# WHAT IS BEING ASKED
Could you render the rows below, from the first one up to and including the row containing "menu-item-price: $12.48 bbox=[712, 401, 805, 429]", as a Markdown table with a Number column for each row's position and a Text column for the row itself, leaving out any blank lines?

START

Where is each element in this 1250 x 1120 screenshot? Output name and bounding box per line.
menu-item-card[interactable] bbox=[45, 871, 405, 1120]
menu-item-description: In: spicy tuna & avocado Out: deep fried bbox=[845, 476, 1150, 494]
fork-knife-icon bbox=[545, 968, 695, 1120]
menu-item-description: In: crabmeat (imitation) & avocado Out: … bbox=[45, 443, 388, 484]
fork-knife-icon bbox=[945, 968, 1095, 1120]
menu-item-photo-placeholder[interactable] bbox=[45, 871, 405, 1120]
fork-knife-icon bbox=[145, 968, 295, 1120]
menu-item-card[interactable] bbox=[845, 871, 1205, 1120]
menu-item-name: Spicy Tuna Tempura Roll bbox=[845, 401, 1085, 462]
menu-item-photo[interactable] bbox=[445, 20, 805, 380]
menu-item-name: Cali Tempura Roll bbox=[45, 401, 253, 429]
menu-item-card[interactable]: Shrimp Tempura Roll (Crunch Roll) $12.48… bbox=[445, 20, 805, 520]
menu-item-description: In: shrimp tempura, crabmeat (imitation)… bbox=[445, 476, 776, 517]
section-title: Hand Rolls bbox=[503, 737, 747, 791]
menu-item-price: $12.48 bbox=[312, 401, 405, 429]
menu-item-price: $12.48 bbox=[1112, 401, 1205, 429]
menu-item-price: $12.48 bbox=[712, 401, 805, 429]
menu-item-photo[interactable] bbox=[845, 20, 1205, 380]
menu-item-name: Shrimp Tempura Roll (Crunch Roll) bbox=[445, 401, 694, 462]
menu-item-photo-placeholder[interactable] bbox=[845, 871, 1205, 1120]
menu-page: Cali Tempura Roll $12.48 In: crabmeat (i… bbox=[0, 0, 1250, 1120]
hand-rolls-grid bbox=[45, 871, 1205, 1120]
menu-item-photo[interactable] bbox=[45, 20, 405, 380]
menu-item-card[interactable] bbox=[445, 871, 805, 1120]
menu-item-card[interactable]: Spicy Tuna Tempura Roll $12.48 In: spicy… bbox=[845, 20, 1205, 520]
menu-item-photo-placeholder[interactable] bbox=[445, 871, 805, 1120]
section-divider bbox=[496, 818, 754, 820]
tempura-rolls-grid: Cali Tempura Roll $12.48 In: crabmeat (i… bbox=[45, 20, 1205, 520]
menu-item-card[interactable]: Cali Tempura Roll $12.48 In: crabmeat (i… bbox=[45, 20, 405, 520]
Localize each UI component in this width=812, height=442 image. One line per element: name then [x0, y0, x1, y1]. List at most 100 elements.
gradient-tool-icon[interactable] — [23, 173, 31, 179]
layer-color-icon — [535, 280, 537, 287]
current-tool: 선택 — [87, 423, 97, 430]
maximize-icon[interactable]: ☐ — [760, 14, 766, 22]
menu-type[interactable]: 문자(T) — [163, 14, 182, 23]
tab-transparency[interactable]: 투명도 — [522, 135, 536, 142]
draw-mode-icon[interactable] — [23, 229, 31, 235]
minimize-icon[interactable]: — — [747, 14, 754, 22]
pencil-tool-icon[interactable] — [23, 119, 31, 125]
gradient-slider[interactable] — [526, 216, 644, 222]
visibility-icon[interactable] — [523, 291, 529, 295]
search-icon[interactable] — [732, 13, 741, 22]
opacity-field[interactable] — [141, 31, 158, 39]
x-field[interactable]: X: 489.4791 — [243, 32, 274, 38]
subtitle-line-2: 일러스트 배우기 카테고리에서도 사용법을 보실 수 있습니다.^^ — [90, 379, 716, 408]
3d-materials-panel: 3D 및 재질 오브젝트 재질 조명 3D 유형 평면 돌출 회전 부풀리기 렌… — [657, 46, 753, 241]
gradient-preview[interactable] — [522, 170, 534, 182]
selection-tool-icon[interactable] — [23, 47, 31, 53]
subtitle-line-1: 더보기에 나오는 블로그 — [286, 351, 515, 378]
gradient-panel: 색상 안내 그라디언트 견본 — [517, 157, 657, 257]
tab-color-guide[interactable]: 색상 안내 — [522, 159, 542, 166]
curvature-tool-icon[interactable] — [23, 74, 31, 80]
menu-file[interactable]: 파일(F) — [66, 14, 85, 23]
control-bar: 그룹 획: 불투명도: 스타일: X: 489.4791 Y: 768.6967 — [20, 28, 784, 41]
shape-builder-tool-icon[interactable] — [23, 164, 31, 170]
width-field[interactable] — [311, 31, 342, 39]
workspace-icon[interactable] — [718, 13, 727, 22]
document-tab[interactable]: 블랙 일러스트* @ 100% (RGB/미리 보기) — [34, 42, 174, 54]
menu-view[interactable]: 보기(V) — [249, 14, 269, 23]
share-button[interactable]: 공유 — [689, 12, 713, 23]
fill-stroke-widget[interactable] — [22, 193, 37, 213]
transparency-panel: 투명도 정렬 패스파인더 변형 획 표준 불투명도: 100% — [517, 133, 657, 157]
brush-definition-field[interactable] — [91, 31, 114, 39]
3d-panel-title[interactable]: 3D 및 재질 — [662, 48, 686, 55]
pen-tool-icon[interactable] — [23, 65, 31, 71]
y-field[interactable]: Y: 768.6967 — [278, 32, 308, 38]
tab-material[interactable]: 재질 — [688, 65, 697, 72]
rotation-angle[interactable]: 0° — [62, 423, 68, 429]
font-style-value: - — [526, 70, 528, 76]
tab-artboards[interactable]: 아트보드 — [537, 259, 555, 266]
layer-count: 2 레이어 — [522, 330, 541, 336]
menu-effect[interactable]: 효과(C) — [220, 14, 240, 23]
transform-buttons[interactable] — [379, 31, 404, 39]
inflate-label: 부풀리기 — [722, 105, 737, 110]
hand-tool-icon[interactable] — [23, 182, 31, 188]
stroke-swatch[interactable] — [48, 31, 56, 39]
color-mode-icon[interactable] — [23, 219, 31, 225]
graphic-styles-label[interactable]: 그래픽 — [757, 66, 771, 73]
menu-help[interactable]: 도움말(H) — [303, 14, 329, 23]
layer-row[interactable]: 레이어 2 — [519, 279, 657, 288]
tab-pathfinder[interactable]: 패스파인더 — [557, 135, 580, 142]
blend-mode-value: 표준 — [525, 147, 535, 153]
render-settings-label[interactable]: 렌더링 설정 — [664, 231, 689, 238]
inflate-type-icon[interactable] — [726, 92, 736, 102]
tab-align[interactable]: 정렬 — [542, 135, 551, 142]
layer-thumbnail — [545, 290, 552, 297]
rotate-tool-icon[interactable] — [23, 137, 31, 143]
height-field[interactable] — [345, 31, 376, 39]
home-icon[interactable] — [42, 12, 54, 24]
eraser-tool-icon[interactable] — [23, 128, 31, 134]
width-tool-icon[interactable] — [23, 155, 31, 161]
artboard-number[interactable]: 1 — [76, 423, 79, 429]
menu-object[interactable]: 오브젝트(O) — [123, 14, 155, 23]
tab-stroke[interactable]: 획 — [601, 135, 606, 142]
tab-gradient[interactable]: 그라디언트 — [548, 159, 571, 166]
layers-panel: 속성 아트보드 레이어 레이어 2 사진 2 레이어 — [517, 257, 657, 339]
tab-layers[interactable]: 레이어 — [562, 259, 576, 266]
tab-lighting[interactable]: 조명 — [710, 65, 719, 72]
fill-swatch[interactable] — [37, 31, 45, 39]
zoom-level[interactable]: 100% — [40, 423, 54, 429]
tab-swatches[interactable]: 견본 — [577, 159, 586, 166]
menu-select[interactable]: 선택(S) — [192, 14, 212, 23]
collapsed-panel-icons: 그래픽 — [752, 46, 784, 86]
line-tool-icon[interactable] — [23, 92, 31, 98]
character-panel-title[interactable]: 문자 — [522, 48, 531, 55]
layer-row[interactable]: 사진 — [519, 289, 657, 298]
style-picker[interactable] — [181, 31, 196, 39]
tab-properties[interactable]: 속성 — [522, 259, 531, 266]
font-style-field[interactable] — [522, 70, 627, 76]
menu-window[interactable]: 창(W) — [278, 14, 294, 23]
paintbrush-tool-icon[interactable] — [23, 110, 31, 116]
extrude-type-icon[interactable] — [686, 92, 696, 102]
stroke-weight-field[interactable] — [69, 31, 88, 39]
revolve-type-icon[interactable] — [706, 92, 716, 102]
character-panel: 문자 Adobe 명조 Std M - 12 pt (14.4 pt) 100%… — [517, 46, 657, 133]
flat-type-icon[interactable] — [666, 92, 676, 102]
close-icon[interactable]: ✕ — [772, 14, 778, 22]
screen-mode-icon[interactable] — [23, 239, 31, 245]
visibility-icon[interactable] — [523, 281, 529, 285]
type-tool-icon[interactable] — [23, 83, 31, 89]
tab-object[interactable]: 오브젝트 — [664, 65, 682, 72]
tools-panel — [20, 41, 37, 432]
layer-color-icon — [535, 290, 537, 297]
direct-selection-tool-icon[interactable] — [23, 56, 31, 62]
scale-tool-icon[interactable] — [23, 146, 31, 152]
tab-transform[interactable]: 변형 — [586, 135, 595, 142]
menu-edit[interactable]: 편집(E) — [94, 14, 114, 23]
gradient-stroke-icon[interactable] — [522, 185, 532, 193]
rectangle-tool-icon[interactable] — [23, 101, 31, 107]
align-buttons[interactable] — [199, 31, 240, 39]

END

# COMPLETED EXERCISE
| Number | Text |
|---|---|
| 1 | Where is each element in this 1250 x 1120 screenshot? Output name and bounding box per line. |
| 2 | menu-item-card[interactable] bbox=[45, 871, 405, 1120] |
| 3 | menu-item-description: In: spicy tuna & avocado Out: deep fried bbox=[845, 476, 1150, 494] |
| 4 | fork-knife-icon bbox=[545, 968, 695, 1120] |
| 5 | menu-item-description: In: crabmeat (imitation) & avocado Out: … bbox=[45, 443, 388, 484] |
| 6 | fork-knife-icon bbox=[945, 968, 1095, 1120] |
| 7 | menu-item-photo-placeholder[interactable] bbox=[45, 871, 405, 1120] |
| 8 | fork-knife-icon bbox=[145, 968, 295, 1120] |
| 9 | menu-item-card[interactable] bbox=[845, 871, 1205, 1120] |
| 10 | menu-item-name: Spicy Tuna Tempura Roll bbox=[845, 401, 1085, 462] |
| 11 | menu-item-photo[interactable] bbox=[445, 20, 805, 380] |
| 12 | menu-item-name: Cali Tempura Roll bbox=[45, 401, 253, 429] |
| 13 | menu-item-card[interactable]: Shrimp Tempura Roll (Crunch Roll) $12.48… bbox=[445, 20, 805, 520] |
| 14 | menu-item-description: In: shrimp tempura, crabmeat (imitation)… bbox=[445, 476, 776, 517] |
| 15 | section-title: Hand Rolls bbox=[503, 737, 747, 791] |
| 16 | menu-item-price: $12.48 bbox=[312, 401, 405, 429] |
| 17 | menu-item-price: $12.48 bbox=[1112, 401, 1205, 429] |
| 18 | menu-item-price: $12.48 bbox=[712, 401, 805, 429] |